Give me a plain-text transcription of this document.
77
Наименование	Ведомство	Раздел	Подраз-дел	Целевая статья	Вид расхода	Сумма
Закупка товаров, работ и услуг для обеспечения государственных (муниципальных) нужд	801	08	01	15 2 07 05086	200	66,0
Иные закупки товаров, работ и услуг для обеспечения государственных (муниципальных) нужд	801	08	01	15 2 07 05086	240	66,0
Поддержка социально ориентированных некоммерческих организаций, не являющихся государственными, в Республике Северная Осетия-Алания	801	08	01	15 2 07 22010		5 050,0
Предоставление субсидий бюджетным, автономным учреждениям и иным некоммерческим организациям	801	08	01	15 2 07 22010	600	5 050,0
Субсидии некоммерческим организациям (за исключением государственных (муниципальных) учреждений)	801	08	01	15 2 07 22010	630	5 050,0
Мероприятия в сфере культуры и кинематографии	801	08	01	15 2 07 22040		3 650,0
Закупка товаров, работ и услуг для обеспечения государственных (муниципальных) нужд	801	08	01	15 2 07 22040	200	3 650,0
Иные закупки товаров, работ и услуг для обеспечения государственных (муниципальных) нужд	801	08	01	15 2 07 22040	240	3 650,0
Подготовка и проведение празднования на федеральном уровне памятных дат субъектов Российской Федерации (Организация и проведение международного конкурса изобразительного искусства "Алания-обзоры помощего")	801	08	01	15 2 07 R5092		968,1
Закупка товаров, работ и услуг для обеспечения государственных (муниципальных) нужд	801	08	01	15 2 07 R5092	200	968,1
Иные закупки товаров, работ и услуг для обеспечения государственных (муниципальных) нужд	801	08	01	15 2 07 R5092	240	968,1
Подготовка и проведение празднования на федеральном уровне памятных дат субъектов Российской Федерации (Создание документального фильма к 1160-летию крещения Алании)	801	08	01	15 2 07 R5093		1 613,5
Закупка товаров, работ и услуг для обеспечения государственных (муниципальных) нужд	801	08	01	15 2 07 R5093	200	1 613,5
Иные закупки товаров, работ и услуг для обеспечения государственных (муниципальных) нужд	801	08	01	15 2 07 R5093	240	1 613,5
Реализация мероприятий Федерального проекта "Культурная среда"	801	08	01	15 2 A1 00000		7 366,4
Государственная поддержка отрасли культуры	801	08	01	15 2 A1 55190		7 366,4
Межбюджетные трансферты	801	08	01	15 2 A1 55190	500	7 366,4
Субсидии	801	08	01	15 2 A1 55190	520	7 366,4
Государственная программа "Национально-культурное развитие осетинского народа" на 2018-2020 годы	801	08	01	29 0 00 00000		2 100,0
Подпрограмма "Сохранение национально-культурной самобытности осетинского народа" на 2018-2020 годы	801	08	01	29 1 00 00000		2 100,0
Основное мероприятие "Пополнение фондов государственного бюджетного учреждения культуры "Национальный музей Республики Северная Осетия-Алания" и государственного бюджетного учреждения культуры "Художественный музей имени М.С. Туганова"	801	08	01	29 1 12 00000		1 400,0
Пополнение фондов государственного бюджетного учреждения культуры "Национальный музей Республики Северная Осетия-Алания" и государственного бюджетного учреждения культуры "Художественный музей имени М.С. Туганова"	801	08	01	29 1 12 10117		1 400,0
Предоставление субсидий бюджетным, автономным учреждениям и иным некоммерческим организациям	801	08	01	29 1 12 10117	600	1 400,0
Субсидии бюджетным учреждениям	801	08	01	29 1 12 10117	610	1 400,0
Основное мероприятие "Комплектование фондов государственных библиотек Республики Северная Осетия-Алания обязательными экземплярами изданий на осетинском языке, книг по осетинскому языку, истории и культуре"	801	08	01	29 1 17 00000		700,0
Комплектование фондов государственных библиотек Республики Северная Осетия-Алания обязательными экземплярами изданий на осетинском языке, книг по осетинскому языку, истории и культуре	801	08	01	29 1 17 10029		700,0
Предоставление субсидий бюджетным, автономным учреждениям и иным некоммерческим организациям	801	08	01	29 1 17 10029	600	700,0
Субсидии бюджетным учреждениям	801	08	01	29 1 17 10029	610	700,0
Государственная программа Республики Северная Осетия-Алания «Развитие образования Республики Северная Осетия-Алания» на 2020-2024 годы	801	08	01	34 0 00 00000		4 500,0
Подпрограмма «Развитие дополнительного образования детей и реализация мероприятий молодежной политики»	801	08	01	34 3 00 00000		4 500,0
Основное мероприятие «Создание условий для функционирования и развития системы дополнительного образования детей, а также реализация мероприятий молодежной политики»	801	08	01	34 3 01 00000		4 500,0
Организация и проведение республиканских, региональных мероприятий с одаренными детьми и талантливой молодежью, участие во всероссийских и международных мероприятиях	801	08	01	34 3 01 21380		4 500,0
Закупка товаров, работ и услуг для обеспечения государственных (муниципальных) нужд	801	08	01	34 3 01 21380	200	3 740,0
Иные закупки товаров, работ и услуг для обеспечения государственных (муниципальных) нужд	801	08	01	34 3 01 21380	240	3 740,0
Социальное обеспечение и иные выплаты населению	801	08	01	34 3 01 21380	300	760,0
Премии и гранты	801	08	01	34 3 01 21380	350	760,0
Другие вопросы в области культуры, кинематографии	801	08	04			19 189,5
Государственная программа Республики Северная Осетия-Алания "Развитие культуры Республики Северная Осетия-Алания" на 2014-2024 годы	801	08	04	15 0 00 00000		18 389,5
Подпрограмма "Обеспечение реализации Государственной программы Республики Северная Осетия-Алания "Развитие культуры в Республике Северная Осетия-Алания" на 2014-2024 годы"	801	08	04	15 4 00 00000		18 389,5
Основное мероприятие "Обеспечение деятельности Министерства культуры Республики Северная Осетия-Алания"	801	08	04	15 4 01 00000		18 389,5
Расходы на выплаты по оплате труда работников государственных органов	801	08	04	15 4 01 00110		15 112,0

----

Copy every line of the records word for word.

Give me a plain-text transcription of this document.
77
Наименование	Ведомство	Раздел	Подраз-дел	Целевая статья	Вид расхода	Сумма
Закупка товаров, работ и услуг для обеспечения государственных (муниципальных) нужд	801	08	01	15 2 07 05086	200	66,0
Иные закупки товаров, работ и услуг для обеспечения государственных (муниципальных) нужд	801	08	01	15 2 07 05086	240	66,0
Поддержка социально ориентированных некоммерческих организаций, не являющихся государственными, в Республике Северная Осетия-Алания	801	08	01	15 2 07 22010		5 050,0
Предоставление субсидий бюджетным, автономным учреждениям и иным некоммерческим организациям	801	08	01	15 2 07 22010	600	5 050,0
Субсидии некоммерческим организациям (за исключением государственных (муниципальных) учреждений)	801	08	01	15 2 07 22010	630	5 050,0
Мероприятия в сфере культуры и кинематографии	801	08	01	15 2 07 22040		3 650,0
Закупка товаров, работ и услуг для обеспечения государственных (муниципальных) нужд	801	08	01	15 2 07 22040	200	3 650,0
Иные закупки товаров, работ и услуг для обеспечения государственных (муниципальных) нужд	801	08	01	15 2 07 22040	240	3 650,0
Подготовка и проведение празднования на федеральном уровне памятных дат субъектов Российской Федерации (Организация и проведение международного конкурса изобразительного искусства "Алания-обзоры помощего")	801	08	01	15 2 07 R5092		968,1
Закупка товаров, работ и услуг для обеспечения государственных (муниципальных) нужд	801	08	01	15 2 07 R5092	200	968,1
Иные закупки товаров, работ и услуг для обеспечения государственных (муниципальных) нужд	801	08	01	15 2 07 R5092	240	968,1
Подготовка и проведение празднования на федеральном уровне памятных дат субъектов Российской Федерации (Создание документального фильма к 1160-летию крещения Алании)	801	08	01	15 2 07 R5093		1 613,5
Закупка товаров, работ и услуг для обеспечения государственных (муниципальных) нужд	801	08	01	15 2 07 R5093	200	1 613,5
Иные закупки товаров, работ и услуг для обеспечения государственных (муниципальных) нужд	801	08	01	15 2 07 R5093	240	1 613,5
Реализация мероприятий Федерального проекта "Культурная среда"	801	08	01	15 2 A1 00000		7 366,4
Государственная поддержка отрасли культуры	801	08	01	15 2 A1 55190		7 366,4
Межбюджетные трансферты	801	08	01	15 2 A1 55190	500	7 366,4
Субсидии	801	08	01	15 2 A1 55190	520	7 366,4
Государственная программа "Национально-культурное развитие осетинского народа" на 2018-2020 годы	801	08	01	29 0 00 00000		2 100,0
Подпрограмма "Сохранение национально-культурной самобытности осетинского народа" на 2018-2020 годы	801	08	01	29 1 00 00000		2 100,0
Основное мероприятие "Пополнение фондов государственного бюджетного учреждения культуры "Национальный музей Республики Северная Осетия-Алания" и государственного бюджетного учреждения культуры "Художественный музей имени М.С. Туганова"	801	08	01	29 1 12 00000		1 400,0
Пополнение фондов государственного бюджетного учреждения культуры "Национальный музей Республики Северная Осетия-Алания" и государственного бюджетного учреждения культуры "Художественный музей имени М.С. Туганова"	801	08	01	29 1 12 10117		1 400,0
Предоставление субсидий бюджетным, автономным учреждениям и иным некоммерческим организациям	801	08	01	29 1 12 10117	600	1 400,0
Субсидии бюджетным учреждениям	801	08	01	29 1 12 10117	610	1 400,0
Основное мероприятие "Комплектование фондов государственных библиотек Республики Северная Осетия-Алания обязательными экземплярами изданий на осетинском языке, книг по осетинскому языку, истории и культуре"	801	08	01	29 1 17 00000		700,0
Комплектование фондов государственных библиотек Республики Северная Осетия-Алания обязательными экземплярами изданий на осетинском языке, книг по осетинскому языку, истории и культуре	801	08	01	29 1 17 10029		700,0
Предоставление субсидий бюджетным, автономным учреждениям и иным некоммерческим организациям	801	08	01	29 1 17 10029	600	700,0
Субсидии бюджетным учреждениям	801	08	01	29 1 17 10029	610	700,0
Государственная программа Республики Северная Осетия-Алания «Развитие образования Республики Северная Осетия-Алания» на 2020-2024 годы	801	08	01	34 0 00 00000		4 500,0
Подпрограмма «Развитие дополнительного образования детей и реализация мероприятий молодежной политики»	801	08	01	34 3 00 00000		4 500,0
Основное мероприятие «Создание условий для функционирования и развития системы дополнительного образования детей, а также реализация мероприятий молодежной политики»	801	08	01	34 3 01 00000		4 500,0
Организация и проведение республиканских, региональных мероприятий с одаренными детьми и талантливой молодежью, участие во всероссийских и международных мероприятиях	801	08	01	34 3 01 21380		4 500,0
Закупка товаров, работ и услуг для обеспечения государственных (муниципальных) нужд	801	08	01	34 3 01 21380	200	3 740,0
Иные закупки товаров, работ и услуг для обеспечения государственных (муниципальных) нужд	801	08	01	34 3 01 21380	240	3 740,0
Социальное обеспечение и иные выплаты населению	801	08	01	34 3 01 21380	300	760,0
Премии и гранты	801	08	01	34 3 01 21380	350	760,0
Другие вопросы в области культуры, кинематографии	801	08	04			19 189,5
Государственная программа Республики Северная Осетия-Алания "Развитие культуры Республики Северная Осетия-Алания" на 2014-2024 годы	801	08	04	15 0 00 00000		18 389,5
Подпрограмма "Обеспечение реализации Государственной программы Республики Северная Осетия-Алания "Развитие культуры в Республике Северная Осетия-Алания" на 2014-2024 годы"	801	08	04	15 4 00 00000		18 389,5
Основное мероприятие "Обеспечение деятельности Министерства культуры Республики Северная Осетия-Алания"	801	08	04	15 4 01 00000		18 389,5
Расходы на выплаты по оплате труда работников государственных органов	801	08	04	15 4 01 00110		15 112,0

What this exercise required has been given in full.